[Figure record listings]
++++
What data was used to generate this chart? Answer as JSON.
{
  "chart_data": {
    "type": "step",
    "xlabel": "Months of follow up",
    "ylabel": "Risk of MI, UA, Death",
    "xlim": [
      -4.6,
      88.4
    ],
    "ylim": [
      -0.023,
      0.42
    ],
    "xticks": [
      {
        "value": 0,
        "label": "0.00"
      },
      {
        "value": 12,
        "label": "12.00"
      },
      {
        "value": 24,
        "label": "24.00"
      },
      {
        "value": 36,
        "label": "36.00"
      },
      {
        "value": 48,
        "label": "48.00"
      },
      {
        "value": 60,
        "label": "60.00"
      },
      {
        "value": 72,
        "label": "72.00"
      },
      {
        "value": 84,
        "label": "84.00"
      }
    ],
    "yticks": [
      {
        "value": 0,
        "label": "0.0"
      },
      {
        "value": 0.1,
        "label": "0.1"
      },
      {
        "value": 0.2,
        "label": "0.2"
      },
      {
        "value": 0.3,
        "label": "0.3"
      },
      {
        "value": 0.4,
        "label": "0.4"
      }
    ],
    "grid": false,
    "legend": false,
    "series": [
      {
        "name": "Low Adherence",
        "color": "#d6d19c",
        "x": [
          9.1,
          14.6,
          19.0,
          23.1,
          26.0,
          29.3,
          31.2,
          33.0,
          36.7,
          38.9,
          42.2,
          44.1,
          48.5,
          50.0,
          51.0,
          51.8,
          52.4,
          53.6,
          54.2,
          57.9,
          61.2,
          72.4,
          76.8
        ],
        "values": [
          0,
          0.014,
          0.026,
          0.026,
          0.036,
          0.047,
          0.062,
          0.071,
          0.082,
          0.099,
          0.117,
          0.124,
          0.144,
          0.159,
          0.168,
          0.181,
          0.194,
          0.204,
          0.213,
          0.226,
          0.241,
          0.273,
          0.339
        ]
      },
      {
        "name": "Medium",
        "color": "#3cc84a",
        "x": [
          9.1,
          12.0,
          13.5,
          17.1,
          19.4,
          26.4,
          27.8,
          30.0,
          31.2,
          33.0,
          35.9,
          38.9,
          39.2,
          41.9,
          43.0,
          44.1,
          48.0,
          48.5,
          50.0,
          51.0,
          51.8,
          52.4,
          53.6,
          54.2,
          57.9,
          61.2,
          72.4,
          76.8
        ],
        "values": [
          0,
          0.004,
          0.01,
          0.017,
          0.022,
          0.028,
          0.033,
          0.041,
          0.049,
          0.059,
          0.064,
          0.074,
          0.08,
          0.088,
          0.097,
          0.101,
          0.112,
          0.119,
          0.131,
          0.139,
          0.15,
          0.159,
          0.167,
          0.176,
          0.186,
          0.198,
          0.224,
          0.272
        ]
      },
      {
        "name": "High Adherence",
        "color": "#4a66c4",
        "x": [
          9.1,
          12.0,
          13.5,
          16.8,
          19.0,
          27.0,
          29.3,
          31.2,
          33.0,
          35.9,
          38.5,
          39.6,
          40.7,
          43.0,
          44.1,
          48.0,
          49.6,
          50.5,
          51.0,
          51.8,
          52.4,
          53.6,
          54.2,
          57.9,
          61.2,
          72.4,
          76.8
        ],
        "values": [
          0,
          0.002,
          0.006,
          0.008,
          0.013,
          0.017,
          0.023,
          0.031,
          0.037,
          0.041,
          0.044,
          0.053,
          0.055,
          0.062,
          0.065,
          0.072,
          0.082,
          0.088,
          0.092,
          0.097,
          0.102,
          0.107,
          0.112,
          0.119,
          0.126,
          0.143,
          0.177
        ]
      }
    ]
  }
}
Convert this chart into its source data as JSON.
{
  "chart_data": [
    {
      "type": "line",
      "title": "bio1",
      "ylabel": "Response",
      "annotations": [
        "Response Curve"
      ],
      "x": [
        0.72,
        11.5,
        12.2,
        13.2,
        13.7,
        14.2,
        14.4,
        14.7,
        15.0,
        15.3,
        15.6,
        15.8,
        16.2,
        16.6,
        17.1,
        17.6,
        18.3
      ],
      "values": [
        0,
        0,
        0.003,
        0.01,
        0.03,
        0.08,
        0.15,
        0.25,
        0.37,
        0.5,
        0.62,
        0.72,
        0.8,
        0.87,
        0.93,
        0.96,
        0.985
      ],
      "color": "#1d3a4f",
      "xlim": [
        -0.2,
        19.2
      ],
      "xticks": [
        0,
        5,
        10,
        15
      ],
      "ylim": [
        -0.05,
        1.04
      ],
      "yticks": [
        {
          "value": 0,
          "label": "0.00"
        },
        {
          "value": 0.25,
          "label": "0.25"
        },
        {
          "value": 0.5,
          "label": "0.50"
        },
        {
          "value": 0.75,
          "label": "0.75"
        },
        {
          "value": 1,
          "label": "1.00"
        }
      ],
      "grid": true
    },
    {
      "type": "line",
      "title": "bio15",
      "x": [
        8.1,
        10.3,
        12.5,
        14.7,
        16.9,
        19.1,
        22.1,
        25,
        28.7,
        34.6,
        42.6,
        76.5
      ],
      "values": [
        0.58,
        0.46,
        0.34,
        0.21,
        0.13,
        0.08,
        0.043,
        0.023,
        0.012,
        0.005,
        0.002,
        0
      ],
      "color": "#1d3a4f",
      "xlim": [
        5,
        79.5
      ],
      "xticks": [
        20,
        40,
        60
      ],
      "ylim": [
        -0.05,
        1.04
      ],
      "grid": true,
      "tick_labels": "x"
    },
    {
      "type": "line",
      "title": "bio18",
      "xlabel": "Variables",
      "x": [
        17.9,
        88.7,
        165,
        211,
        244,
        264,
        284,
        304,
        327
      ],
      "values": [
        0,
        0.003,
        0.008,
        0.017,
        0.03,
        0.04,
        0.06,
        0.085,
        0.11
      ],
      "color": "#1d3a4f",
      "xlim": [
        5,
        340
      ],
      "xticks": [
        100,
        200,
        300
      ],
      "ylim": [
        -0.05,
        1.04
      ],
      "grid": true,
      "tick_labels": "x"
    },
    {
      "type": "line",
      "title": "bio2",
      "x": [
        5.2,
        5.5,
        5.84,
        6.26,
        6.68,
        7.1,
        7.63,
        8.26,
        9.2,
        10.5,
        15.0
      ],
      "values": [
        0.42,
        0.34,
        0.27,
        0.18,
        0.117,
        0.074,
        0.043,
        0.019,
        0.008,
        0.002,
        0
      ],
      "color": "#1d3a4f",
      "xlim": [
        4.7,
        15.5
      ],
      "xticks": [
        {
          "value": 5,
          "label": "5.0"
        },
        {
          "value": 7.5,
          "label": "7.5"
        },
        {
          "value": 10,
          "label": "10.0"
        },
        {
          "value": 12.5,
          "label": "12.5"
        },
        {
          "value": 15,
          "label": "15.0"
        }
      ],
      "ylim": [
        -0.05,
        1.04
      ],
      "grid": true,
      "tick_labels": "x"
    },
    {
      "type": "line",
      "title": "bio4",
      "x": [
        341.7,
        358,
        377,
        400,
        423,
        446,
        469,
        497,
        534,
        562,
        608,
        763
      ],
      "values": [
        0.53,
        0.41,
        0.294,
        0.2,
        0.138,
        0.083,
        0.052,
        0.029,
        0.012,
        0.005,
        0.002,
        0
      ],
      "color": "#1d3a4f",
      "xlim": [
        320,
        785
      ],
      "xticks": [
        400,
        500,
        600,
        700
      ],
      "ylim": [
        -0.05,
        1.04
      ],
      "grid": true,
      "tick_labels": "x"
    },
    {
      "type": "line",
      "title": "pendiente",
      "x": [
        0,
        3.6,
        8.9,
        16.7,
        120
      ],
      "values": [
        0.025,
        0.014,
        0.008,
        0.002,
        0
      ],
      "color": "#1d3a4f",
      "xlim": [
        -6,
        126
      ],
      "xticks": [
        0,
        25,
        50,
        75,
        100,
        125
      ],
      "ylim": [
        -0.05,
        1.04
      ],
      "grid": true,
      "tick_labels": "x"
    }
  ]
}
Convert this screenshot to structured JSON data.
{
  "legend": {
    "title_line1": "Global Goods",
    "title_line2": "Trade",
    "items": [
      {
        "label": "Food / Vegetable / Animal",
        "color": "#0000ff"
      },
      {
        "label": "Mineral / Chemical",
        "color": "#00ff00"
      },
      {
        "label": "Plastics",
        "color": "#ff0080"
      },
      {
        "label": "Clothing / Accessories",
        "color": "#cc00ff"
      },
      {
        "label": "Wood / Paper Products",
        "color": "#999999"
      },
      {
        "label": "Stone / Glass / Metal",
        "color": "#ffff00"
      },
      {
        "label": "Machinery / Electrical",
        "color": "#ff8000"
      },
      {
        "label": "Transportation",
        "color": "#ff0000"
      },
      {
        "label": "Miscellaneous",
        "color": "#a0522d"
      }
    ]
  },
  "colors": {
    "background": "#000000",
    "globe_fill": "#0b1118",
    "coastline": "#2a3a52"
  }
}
++++
Goal: Only those lines running from the one containing "Convert this screenshot" through the last line of the data above are to be copied, exactly, with both ends included.

Output for this task:
Convert this screenshot to structured JSON data.
{
  "legend": {
    "title_line1": "Global Goods",
    "title_line2": "Trade",
    "items": [
      {
        "label": "Food / Vegetable / Animal",
        "color": "#0000ff"
      },
      {
        "label": "Mineral / Chemical",
        "color": "#00ff00"
      },
      {
        "label": "Plastics",
        "color": "#ff0080"
      },
      {
        "label": "Clothing / Accessories",
        "color": "#cc00ff"
      },
      {
        "label": "Wood / Paper Products",
        "color": "#999999"
      },
      {
        "label": "Stone / Glass / Metal",
        "color": "#ffff00"
      },
      {
        "label": "Machinery / Electrical",
        "color": "#ff8000"
      },
      {
        "label": "Transportation",
        "color": "#ff0000"
      },
      {
        "label": "Miscellaneous",
        "color": "#a0522d"
      }
    ]
  },
  "colors": {
    "background": "#000000",
    "globe_fill": "#0b1118",
    "coastline": "#2a3a52"
  }
}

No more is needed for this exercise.